§ PROBLEM TO WORK ON
Using the material below, copy every line where "info" appears.

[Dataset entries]
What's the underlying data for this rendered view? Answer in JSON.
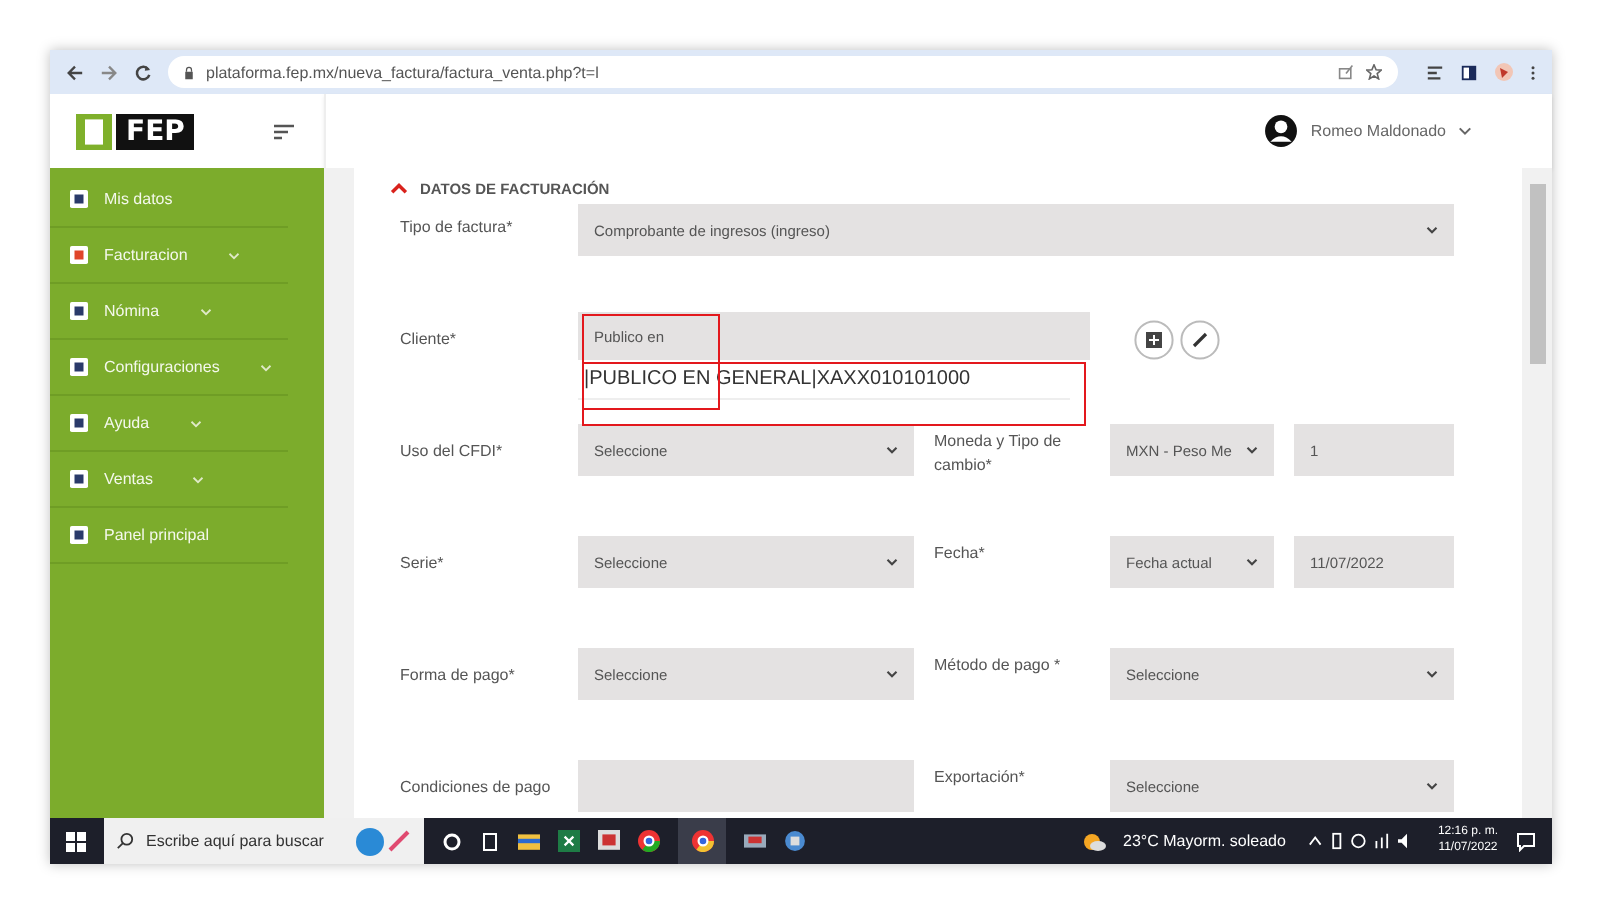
{
  "browser": {
    "url": "plataforma.fep.mx/nueva_factura/factura_venta.php?t=l"
  },
  "logo": {
    "text": "FEP"
  },
  "header": {
    "user_name": "Romeo Maldonado"
  },
  "sidebar": {
    "items": [
      {
        "label": "Mis datos",
        "has_submenu": false
      },
      {
        "label": "Facturacion",
        "has_submenu": true
      },
      {
        "label": "Nómina",
        "has_submenu": true
      },
      {
        "label": "Configuraciones",
        "has_submenu": true
      },
      {
        "label": "Ayuda",
        "has_submenu": true
      },
      {
        "label": "Ventas",
        "has_submenu": true
      },
      {
        "label": "Panel principal",
        "has_submenu": false
      }
    ]
  },
  "section": {
    "title": "DATOS DE FACTURACIÓN"
  },
  "rows": [
    {
      "kind": "wide",
      "label": "Tipo de factura*",
      "field": {
        "kind": "select",
        "text": "Comprobante de ingresos (ingreso)"
      }
    },
    {
      "kind": "client",
      "label": "Cliente*",
      "field": {
        "kind": "input",
        "text": "Publico en"
      },
      "suggestion": "|PUBLICO EN GENERAL|XAXX010101000"
    },
    {
      "kind": "pair",
      "label": "Uso del CFDI*",
      "field": {
        "kind": "select",
        "text": "Seleccione"
      },
      "label2": "Moneda y Tipo de cambio*",
      "field2": {
        "kind": "select",
        "text": "MXN - Peso Me"
      },
      "field3": {
        "kind": "input",
        "text": "1"
      }
    },
    {
      "kind": "pair",
      "label": "Serie*",
      "field": {
        "kind": "select",
        "text": "Seleccione"
      },
      "label2": "Fecha*",
      "field2": {
        "kind": "select",
        "text": "Fecha actual"
      },
      "field3": {
        "kind": "input",
        "text": "11/07/2022"
      }
    },
    {
      "kind": "pair-wide",
      "label": "Forma de pago*",
      "field": {
        "kind": "select",
        "text": "Seleccione"
      },
      "label2": "Método de pago *",
      "field2": {
        "kind": "select",
        "text": "Seleccione"
      }
    },
    {
      "kind": "pair-wide",
      "label": "Condiciones de pago",
      "field": {
        "kind": "input"
      },
      "label2": "Exportación*",
      "field2": {
        "kind": "select",
        "text": "Seleccione"
      }
    }
  ],
  "taskbar": {
    "search_placeholder": "Escribe aquí para buscar",
    "weather": "23°C  Mayorm. soleado",
    "time": "12:16 p. m.",
    "date": "11/07/2022"
  }
}
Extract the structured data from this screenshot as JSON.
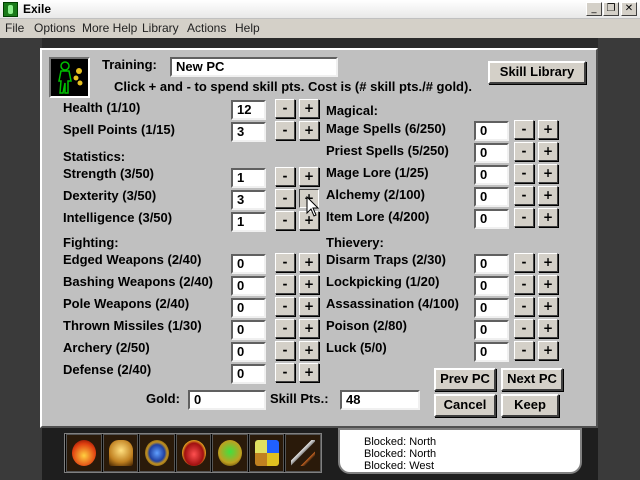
{
  "window": {
    "title": "Exile"
  },
  "menu": [
    "File",
    "Options",
    "More Help",
    "Library",
    "Actions",
    "Help"
  ],
  "dialog": {
    "training_label": "Training:",
    "pc_name": "New PC",
    "instructions": "Click + and - to spend skill pts. Cost is (# skill pts./# gold).",
    "skill_library_button": "Skill Library",
    "health": {
      "label": "Health (1/10)",
      "value": "12"
    },
    "spell_points": {
      "label": "Spell Points (1/15)",
      "value": "3"
    },
    "statistics": {
      "header": "Statistics:",
      "items": [
        {
          "label": "Strength (3/50)",
          "value": "1"
        },
        {
          "label": "Dexterity (3/50)",
          "value": "3"
        },
        {
          "label": "Intelligence (3/50)",
          "value": "1"
        }
      ]
    },
    "fighting": {
      "header": "Fighting:",
      "items": [
        {
          "label": "Edged Weapons (2/40)",
          "value": "0"
        },
        {
          "label": "Bashing Weapons (2/40)",
          "value": "0"
        },
        {
          "label": "Pole Weapons (2/40)",
          "value": "0"
        },
        {
          "label": "Thrown Missiles (1/30)",
          "value": "0"
        },
        {
          "label": "Archery (2/50)",
          "value": "0"
        },
        {
          "label": "Defense (2/40)",
          "value": "0"
        }
      ]
    },
    "magical": {
      "header": "Magical:",
      "items": [
        {
          "label": "Mage Spells (6/250)",
          "value": "0"
        },
        {
          "label": "Priest Spells (5/250)",
          "value": "0"
        },
        {
          "label": "Mage Lore (1/25)",
          "value": "0"
        },
        {
          "label": "Alchemy (2/100)",
          "value": "0"
        },
        {
          "label": "Item Lore (4/200)",
          "value": "0"
        }
      ]
    },
    "thievery": {
      "header": "Thievery:",
      "items": [
        {
          "label": "Disarm Traps (2/30)",
          "value": "0"
        },
        {
          "label": "Lockpicking (1/20)",
          "value": "0"
        },
        {
          "label": "Assassination (4/100)",
          "value": "0"
        },
        {
          "label": "Poison (2/80)",
          "value": "0"
        },
        {
          "label": "Luck (5/0)",
          "value": "0"
        }
      ]
    },
    "gold": {
      "label": "Gold:",
      "value": "0"
    },
    "skill_pts": {
      "label": "Skill Pts.:",
      "value": "48"
    },
    "minus_label": "-",
    "plus_label": "+",
    "prev_pc_button": "Prev PC",
    "next_pc_button": "Next PC",
    "cancel_button": "Cancel",
    "keep_button": "Keep"
  },
  "message_log": [
    "Blocked: North",
    "Blocked: North",
    "Blocked: West"
  ],
  "colors": {
    "dialog_bg": "#c0c0c0",
    "game_bg": "#1e1e1e"
  }
}
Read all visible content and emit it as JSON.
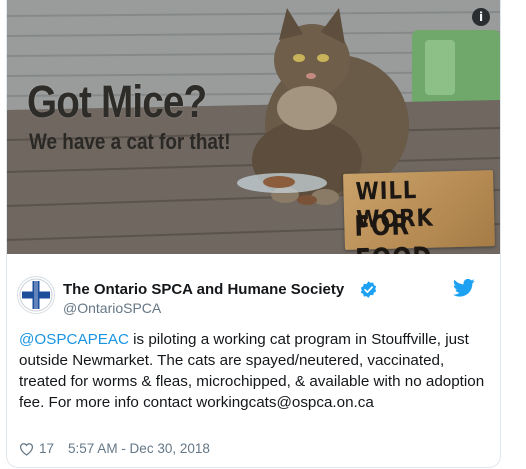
{
  "media": {
    "headline": "Got Mice?",
    "subline": "We have a cat for that!",
    "sign_line1": "WILL WORK",
    "sign_line2": "FOR FOOD",
    "info_icon": "info-icon"
  },
  "author": {
    "name": "The Ontario SPCA and Humane Society",
    "handle": "@OntarioSPCA",
    "verified_icon": "verified-badge-icon",
    "platform_icon": "twitter-bird-icon"
  },
  "tweet": {
    "mention": "@OSPCAPEAC",
    "text_rest": " is piloting a working cat program in Stouffville, just outside Newmarket. The cats are spayed/neutered, vaccinated, treated for worms & fleas, microchipped, & available with no adoption fee. For more info contact workingcats@ospca.on.ca"
  },
  "footer": {
    "likes": "17",
    "timestamp": "5:57 AM - Dec 30, 2018",
    "like_icon": "heart-icon"
  },
  "colors": {
    "link": "#1b95e0",
    "muted": "#657786",
    "verified": "#1da1f2",
    "avatar_cross": "#1d4e9b"
  }
}
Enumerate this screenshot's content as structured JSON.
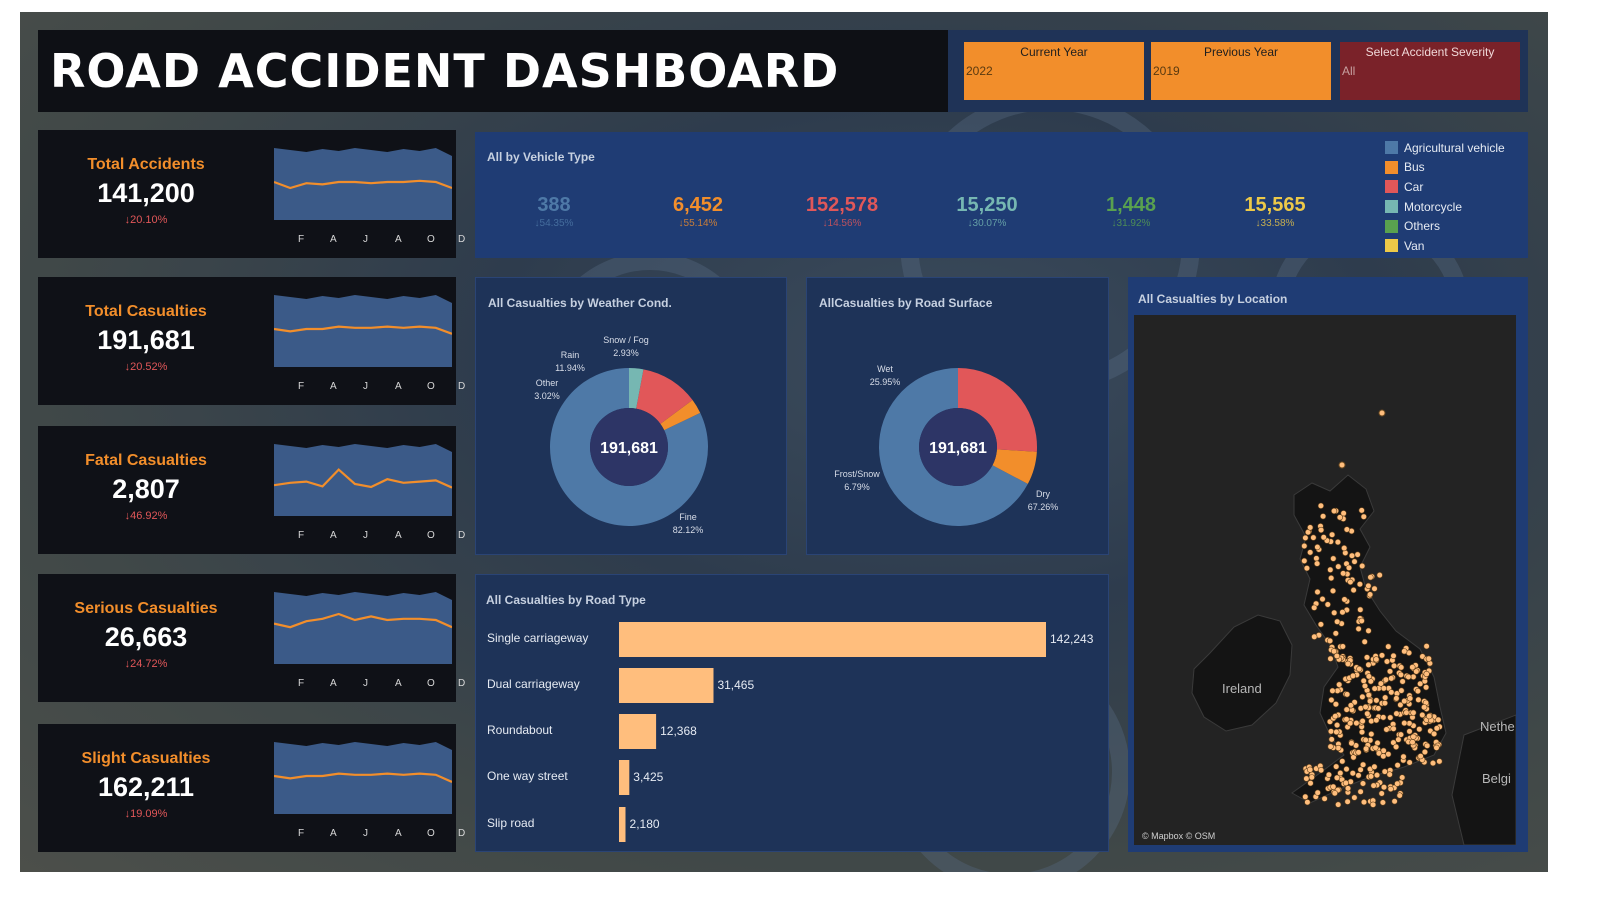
{
  "header": {
    "title": "ROAD ACCIDENT DASHBOARD",
    "filters": [
      {
        "label": "Current Year",
        "value": "2022"
      },
      {
        "label": "Previous Year",
        "value": "2019"
      },
      {
        "label": "Select Accident Severity",
        "value": "All"
      }
    ]
  },
  "kpis": [
    {
      "name": "Total Accidents",
      "value": "141,200",
      "delta": "↓20.10%",
      "trend": [
        0.3,
        0.2,
        0.28,
        0.26,
        0.3,
        0.3,
        0.28,
        0.3,
        0.3,
        0.32,
        0.3,
        0.2
      ]
    },
    {
      "name": "Total Casualties",
      "value": "191,681",
      "delta": "↓20.52%",
      "trend": [
        0.3,
        0.26,
        0.3,
        0.3,
        0.34,
        0.32,
        0.32,
        0.34,
        0.32,
        0.34,
        0.32,
        0.22
      ]
    },
    {
      "name": "Fatal Casualties",
      "value": "2,807",
      "delta": "↓46.92%",
      "trend": [
        0.18,
        0.22,
        0.24,
        0.16,
        0.44,
        0.2,
        0.15,
        0.28,
        0.22,
        0.24,
        0.26,
        0.14
      ]
    },
    {
      "name": "Serious Casualties",
      "value": "26,663",
      "delta": "↓24.72%",
      "trend": [
        0.34,
        0.28,
        0.38,
        0.42,
        0.5,
        0.4,
        0.46,
        0.4,
        0.42,
        0.42,
        0.4,
        0.28
      ]
    },
    {
      "name": "Slight Casualties",
      "value": "162,211",
      "delta": "↓19.09%",
      "trend": [
        0.3,
        0.26,
        0.3,
        0.3,
        0.34,
        0.32,
        0.32,
        0.34,
        0.32,
        0.34,
        0.32,
        0.2
      ]
    }
  ],
  "month_labels": [
    "F",
    "A",
    "J",
    "A",
    "O",
    "D"
  ],
  "vehicle": {
    "title": "All by Vehicle Type",
    "items": [
      {
        "name": "Agricultural vehicle",
        "value": "388",
        "delta": "↓54.35%",
        "color": "#4e79a7"
      },
      {
        "name": "Bus",
        "value": "6,452",
        "delta": "↓55.14%",
        "color": "#f28e2b"
      },
      {
        "name": "Car",
        "value": "152,578",
        "delta": "↓14.56%",
        "color": "#e15759"
      },
      {
        "name": "Motorcycle",
        "value": "15,250",
        "delta": "↓30.07%",
        "color": "#76b7b2"
      },
      {
        "name": "Others",
        "value": "1,448",
        "delta": "↓31.92%",
        "color": "#59a14f"
      },
      {
        "name": "Van",
        "value": "15,565",
        "delta": "↓33.58%",
        "color": "#edc948"
      }
    ]
  },
  "weather": {
    "title": "All Casualties by Weather Cond.",
    "center": "191,681"
  },
  "surface": {
    "title": "AllCasualties by Road Surface",
    "center": "191,681"
  },
  "roadtype": {
    "title": "All Casualties by Road Type"
  },
  "location": {
    "title": "All Casualties by Location",
    "label_ireland": "Ireland",
    "label_neth": "Nethe",
    "label_belg": "Belgi",
    "credit": "© Mapbox © OSM"
  },
  "chart_data": [
    {
      "type": "pie",
      "title": "All Casualties by Weather Cond.",
      "center_label": "191,681",
      "slices": [
        {
          "label": "Fine",
          "percent": "82.12%",
          "value": 82.12,
          "color": "#4e79a7"
        },
        {
          "label": "Other",
          "percent": "3.02%",
          "value": 3.02,
          "color": "#f28e2b"
        },
        {
          "label": "Rain",
          "percent": "11.94%",
          "value": 11.94,
          "color": "#e15759"
        },
        {
          "label": "Snow / Fog",
          "percent": "2.93%",
          "value": 2.93,
          "color": "#76b7b2"
        }
      ]
    },
    {
      "type": "pie",
      "title": "AllCasualties by Road Surface",
      "center_label": "191,681",
      "slices": [
        {
          "label": "Dry",
          "percent": "67.26%",
          "value": 67.26,
          "color": "#4e79a7"
        },
        {
          "label": "Frost/Snow",
          "percent": "6.79%",
          "value": 6.79,
          "color": "#f28e2b"
        },
        {
          "label": "Wet",
          "percent": "25.95%",
          "value": 25.95,
          "color": "#e15759"
        }
      ]
    },
    {
      "type": "bar",
      "orientation": "horizontal",
      "title": "All Casualties by Road Type",
      "categories": [
        "Single carriageway",
        "Dual carriageway",
        "Roundabout",
        "One way street",
        "Slip road"
      ],
      "values": [
        142243,
        31465,
        12368,
        3425,
        2180
      ],
      "value_labels": [
        "142,243",
        "31,465",
        "12,368",
        "3,425",
        "2,180"
      ],
      "color": "#ffbe7d"
    }
  ]
}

§ TASK RESULT
    "info_icon": "info-icon"
    "text_rest": " is piloting a working cat program in Stouffville, just outside Newmarket. The cats are spayed/neutered, vaccinated, treated for worms & fleas, microchipped, & available with no adoption fee. For more info contact workingcats@ospca.on.ca"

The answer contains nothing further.